For the operation procedure when using Storage Cruiser, refer to "Display Thin Provisioning Pool" and "Expand Capacity of/Format/Change Threshold Value of/Delete Thin Provisioning Pool" in the Web Console Guide.
If the copy destination volume is FTV
Use Storage Cruiser or ETERNUS Web GUI to check the status of the Tier pool and expand the sub-pool capacity of the Tier pool.
For the operation procedure when using Storage Cruiser, refer to "Display Tier Pool" and "Expand Capacity of Sub-Pool in Tier Pool" in the Web Console Guide.
If the copy destination volume is SDV
Use the swstsdv command or ETERNUS Web GUI to check the status of the SDP and expand the SDP capacity.
Creating an exclusive volume named Snap Data Pool Volume (SDPV) enables the SDP and the created SDPV is automatically incorporated in the SDP. Creating an SDPV of the physical capacity that is assigned to a copy destination volume expands the SDP capacity.
The operation procedure when using the swstsdv command is as follows:
1. Execute the command with the "poolstat" subcommand and check the status of the SDP.
2. Create the SDPV with ETERNUS Web GUI.

8.4.2.4 Error (halt) on Remote Copy Processing

The REC restart (Resume) method varies, depending on the halt status.

Execute the swsrpstat command with the -H option specified to check the halt status, and then implement the relevant countermeasure.

For "halt(use-disk-buffer)" or "halt(use-buffer)"
This status means that data is saved to the REC Disk buffer or REC buffer because data cannot be transferred due to a path closure (halt).
In order to restart REC, perform path recovery before a space shortage occurs for the REC Disk buffer or REC buffer.
After recovery, the ETERNUS Disk storage system restarts REC automatically.

= = = = =

**EXERCISES TO COMPLETE**
1. In the passage on ETERNUS storage, which option must be given to the swsrpstat command to check the halt status?
2. Decide whether each statement agrees with the passage on ETERNUS storage, and quote the deciding words for each. (a) Either the swstsdv command or ETERNUS Web GUI can be used to expand the SDP capacity. (b) After path recovery, REC has to be restarted by hand. (c) A newly created SDPV has to be added to the SDP manually.
3. Continue the passage on ETERNUS storage from its final sentence.

**SUPPLIED ENTRIES**
= = = = =

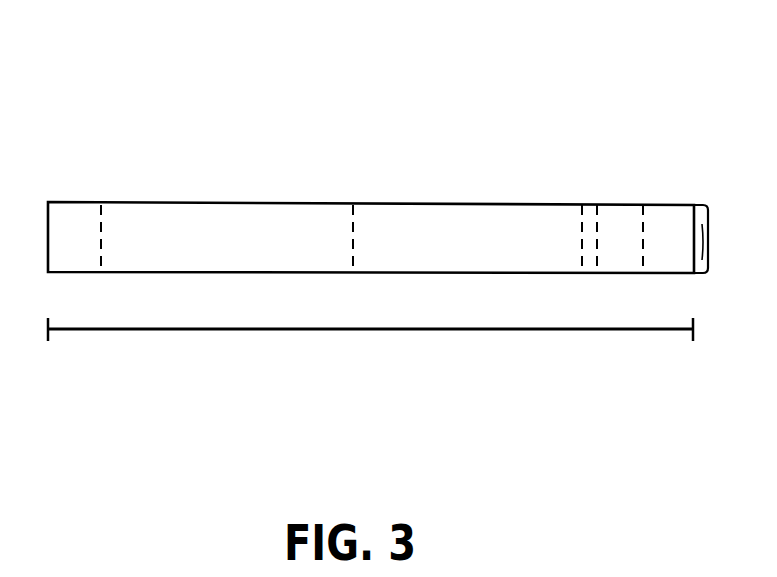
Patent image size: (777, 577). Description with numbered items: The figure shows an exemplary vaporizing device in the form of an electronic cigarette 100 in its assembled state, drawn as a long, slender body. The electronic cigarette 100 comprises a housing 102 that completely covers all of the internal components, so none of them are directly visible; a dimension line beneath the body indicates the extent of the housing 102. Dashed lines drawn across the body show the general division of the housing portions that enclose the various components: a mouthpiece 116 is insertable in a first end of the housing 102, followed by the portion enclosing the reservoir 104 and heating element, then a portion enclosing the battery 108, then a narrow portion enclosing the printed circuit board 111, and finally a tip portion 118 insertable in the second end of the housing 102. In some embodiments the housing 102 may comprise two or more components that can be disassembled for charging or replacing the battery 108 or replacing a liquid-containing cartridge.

The electronic cigarette 100 is at (75, 56).
The housing 102 is at (370, 344).
The reservoir 104 is at (210, 232).
The battery 108 is at (454, 227).
The printed circuit board 111 is at (591, 228).
The mouthpiece 116 is at (76, 229).
The tip portion 118 is at (677, 230).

= = = = =

**OUTPUTS**
1. The -H option.

2.
(a) Yes: "Use the swstsdv command or ETERNUS Web GUI to check the status of the SDP and expand the SDP capacity."
(b) No: "After recovery, the ETERNUS Disk storage system restarts REC automatically."
(c) No: "the created SDPV is automatically incorporated in the SDP."

3.
If a space shortage has already occurred for the REC Disk buffer or REC buffer, the "halt(sync) or halt (equivalent)" status shown below occurs. Implement the countermeasures for that status.
For "halt(sync) or halt(equivalent)"
This status means that data transfer processing was discontinued due to a path closure (halt).

The REC restart method differs for different REC Recovery modes.

For Automatic Recovery Mode

Remove the cause that made all paths close (halt).
ETERNUS Disk storage system automatically restarts (Resume) REC.

For Manual Recovery Mode

Remove the cause that made all paths close (halt).

Execute the swsrpmake command to forcibly suspend the REC that is in the halt status.

[For volume units]
swsrpmake -j <replication source volume name> <replication destination volume name>

[For group units]
swsrpmake -j -Xgroup <group name>

Execute the swsrpstartsync command to restart (Resume) the REC. The -t option must be specified if REC is being restarted after a forcible suspend.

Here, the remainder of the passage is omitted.